• _WORK TO BE COMPLETED_: Give the number of lines containing the word "been" and nothing more.

• _DATA EXCERPTS_:
* * *

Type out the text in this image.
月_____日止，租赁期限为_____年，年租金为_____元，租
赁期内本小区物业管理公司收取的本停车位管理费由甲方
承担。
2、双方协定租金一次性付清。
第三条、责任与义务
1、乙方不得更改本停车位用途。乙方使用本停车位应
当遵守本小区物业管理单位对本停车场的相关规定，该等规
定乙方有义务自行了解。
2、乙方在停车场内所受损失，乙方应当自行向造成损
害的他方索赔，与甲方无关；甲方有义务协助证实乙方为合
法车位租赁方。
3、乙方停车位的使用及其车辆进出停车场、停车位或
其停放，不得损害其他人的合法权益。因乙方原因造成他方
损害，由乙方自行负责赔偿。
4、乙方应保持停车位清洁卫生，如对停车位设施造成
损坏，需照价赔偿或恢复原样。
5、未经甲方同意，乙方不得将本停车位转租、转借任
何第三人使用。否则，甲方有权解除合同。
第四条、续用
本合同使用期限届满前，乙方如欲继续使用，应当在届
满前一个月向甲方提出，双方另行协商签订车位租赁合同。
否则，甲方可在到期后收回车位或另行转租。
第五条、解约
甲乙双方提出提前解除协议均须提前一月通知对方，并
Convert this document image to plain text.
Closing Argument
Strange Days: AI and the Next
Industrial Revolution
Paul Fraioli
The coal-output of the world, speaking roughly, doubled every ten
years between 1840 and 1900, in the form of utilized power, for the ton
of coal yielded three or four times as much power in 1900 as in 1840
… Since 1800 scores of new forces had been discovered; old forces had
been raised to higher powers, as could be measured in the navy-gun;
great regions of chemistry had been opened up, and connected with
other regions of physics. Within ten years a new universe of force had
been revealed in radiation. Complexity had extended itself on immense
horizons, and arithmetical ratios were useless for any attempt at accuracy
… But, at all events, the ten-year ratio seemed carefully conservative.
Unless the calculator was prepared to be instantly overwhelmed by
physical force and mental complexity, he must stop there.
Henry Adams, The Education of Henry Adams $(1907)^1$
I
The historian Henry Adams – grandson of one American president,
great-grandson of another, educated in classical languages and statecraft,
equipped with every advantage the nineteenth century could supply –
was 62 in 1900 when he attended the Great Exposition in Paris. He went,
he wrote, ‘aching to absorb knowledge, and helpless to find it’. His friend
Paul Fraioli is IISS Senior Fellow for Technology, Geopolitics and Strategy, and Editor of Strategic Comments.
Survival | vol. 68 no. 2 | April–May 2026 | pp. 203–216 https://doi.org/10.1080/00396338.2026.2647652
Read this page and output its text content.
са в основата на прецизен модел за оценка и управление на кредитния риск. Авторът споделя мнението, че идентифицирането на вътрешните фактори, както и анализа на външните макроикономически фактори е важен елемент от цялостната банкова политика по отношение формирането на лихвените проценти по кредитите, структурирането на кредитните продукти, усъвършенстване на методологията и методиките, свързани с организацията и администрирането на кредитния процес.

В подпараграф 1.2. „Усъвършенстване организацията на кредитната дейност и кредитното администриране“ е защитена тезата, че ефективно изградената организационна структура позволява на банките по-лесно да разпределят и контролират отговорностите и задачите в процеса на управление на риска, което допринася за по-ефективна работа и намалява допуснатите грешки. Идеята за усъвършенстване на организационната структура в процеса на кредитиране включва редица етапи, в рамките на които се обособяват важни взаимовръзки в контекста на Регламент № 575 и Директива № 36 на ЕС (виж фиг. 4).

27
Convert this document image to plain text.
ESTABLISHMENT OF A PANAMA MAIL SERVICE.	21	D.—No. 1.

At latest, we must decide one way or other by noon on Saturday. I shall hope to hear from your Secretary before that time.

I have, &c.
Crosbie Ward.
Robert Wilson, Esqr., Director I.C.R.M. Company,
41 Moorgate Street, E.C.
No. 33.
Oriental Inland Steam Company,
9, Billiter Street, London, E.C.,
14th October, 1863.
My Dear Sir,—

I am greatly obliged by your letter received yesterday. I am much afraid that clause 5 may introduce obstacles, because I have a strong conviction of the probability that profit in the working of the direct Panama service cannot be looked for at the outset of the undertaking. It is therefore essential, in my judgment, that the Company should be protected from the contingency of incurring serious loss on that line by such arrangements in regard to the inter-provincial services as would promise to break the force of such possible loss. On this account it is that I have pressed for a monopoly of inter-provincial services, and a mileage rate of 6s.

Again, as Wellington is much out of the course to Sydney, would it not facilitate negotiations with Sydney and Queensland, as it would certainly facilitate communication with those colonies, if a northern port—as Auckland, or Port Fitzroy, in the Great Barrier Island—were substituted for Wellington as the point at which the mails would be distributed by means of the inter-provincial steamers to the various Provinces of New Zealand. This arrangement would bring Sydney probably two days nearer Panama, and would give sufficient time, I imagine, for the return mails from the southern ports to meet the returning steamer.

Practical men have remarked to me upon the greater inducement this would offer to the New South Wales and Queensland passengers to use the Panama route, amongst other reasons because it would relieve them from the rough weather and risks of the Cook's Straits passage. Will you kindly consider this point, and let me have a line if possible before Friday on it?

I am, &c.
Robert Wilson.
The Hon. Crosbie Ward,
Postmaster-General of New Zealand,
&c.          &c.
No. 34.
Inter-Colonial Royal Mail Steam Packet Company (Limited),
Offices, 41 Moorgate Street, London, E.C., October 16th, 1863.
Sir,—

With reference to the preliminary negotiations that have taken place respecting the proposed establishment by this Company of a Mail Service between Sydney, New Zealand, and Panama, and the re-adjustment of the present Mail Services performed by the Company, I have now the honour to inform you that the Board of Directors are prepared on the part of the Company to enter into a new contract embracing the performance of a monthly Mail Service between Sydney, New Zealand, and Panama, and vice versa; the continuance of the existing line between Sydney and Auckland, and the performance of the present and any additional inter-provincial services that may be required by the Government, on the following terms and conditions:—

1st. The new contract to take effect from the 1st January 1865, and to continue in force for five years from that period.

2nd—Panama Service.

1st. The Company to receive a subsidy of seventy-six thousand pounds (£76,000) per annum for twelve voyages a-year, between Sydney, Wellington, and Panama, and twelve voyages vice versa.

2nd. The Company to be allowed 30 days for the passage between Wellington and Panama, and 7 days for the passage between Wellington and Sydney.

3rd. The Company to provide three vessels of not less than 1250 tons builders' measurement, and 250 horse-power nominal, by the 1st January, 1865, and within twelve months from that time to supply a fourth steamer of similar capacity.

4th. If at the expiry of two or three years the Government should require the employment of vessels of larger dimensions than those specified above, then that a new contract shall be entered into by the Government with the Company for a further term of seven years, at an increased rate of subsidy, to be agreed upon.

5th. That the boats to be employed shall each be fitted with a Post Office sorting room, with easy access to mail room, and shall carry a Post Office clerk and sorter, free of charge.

* * *

• _EXPECTED ANSWER_: 4